◆ **Work instructions**
Collect every line in the records below that contains the word "document".

:::

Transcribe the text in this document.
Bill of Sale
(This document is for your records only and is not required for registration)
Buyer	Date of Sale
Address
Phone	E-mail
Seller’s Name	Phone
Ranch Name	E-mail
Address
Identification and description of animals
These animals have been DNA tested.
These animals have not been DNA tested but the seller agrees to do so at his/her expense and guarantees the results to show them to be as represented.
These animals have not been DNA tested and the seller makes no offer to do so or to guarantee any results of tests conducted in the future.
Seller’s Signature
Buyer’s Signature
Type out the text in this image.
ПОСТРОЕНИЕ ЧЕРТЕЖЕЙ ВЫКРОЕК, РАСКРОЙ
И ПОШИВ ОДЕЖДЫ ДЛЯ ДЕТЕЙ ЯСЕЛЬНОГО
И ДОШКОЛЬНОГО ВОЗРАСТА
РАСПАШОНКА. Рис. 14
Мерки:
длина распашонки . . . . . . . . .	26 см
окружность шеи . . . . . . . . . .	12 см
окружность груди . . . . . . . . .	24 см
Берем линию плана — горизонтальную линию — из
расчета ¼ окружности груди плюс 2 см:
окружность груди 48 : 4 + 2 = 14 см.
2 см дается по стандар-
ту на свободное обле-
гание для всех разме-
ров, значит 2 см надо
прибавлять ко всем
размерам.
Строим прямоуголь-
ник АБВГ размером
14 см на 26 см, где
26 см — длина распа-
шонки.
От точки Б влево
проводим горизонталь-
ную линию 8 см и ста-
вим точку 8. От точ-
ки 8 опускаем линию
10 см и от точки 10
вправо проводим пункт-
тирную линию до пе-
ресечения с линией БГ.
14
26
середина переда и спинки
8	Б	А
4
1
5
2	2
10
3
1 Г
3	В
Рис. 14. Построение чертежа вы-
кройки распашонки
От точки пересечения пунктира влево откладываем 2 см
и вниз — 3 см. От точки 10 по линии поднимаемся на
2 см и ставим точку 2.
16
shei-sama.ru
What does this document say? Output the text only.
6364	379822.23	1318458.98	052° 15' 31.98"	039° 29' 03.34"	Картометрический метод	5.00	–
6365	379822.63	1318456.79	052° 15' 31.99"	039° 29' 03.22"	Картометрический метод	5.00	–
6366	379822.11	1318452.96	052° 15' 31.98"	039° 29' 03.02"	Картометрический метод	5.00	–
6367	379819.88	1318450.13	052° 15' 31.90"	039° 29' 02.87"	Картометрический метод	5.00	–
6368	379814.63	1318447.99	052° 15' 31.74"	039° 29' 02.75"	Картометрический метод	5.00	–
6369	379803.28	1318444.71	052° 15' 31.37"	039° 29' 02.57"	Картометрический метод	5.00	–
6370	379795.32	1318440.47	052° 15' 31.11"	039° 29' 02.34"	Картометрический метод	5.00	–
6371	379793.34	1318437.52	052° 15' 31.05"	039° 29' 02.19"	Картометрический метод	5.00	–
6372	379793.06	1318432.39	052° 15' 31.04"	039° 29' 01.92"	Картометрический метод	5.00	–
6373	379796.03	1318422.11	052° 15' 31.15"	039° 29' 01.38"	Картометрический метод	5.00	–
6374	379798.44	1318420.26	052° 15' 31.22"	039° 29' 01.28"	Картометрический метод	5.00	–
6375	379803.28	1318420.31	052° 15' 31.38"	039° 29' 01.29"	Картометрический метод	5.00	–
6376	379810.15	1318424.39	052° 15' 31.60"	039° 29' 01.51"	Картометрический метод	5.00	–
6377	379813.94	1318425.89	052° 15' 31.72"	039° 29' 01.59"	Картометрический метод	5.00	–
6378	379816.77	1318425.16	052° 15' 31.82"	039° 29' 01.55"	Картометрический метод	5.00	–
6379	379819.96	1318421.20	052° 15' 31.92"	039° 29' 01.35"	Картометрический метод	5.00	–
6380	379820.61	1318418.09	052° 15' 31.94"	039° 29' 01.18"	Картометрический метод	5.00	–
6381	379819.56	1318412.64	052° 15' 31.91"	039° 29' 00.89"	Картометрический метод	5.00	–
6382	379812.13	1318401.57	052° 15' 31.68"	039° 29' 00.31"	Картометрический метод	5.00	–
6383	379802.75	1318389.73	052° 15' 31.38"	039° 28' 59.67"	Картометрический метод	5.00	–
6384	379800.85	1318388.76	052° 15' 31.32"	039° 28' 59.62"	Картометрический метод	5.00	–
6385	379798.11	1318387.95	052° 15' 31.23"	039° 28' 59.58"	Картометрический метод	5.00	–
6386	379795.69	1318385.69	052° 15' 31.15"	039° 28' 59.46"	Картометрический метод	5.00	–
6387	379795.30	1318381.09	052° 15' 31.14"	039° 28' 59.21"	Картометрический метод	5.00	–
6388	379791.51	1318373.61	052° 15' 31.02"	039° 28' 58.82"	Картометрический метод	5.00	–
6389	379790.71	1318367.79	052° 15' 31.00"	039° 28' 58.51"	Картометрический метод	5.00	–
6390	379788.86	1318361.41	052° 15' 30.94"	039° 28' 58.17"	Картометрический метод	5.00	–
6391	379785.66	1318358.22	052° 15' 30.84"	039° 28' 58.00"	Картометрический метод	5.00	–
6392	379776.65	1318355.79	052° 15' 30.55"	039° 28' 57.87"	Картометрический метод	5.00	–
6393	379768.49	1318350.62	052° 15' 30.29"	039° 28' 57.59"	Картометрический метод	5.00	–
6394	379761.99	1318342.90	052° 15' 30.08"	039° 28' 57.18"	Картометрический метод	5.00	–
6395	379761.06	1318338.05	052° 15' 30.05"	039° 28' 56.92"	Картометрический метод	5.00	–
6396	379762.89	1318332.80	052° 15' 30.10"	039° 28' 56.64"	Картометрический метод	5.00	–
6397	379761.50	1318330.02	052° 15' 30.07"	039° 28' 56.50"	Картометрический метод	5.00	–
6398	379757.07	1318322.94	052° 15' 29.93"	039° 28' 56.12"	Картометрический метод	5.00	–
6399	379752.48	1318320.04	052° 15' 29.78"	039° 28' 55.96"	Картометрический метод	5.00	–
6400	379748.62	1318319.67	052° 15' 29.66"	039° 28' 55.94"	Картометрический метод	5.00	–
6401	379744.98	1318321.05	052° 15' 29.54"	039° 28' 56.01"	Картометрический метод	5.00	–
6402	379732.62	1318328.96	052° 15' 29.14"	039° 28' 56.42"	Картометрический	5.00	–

:::

◆ **Exercise response**
Transcribe the text in this document.
(This document is for your records only and is not required for registration)
What does this document say? Output the text only.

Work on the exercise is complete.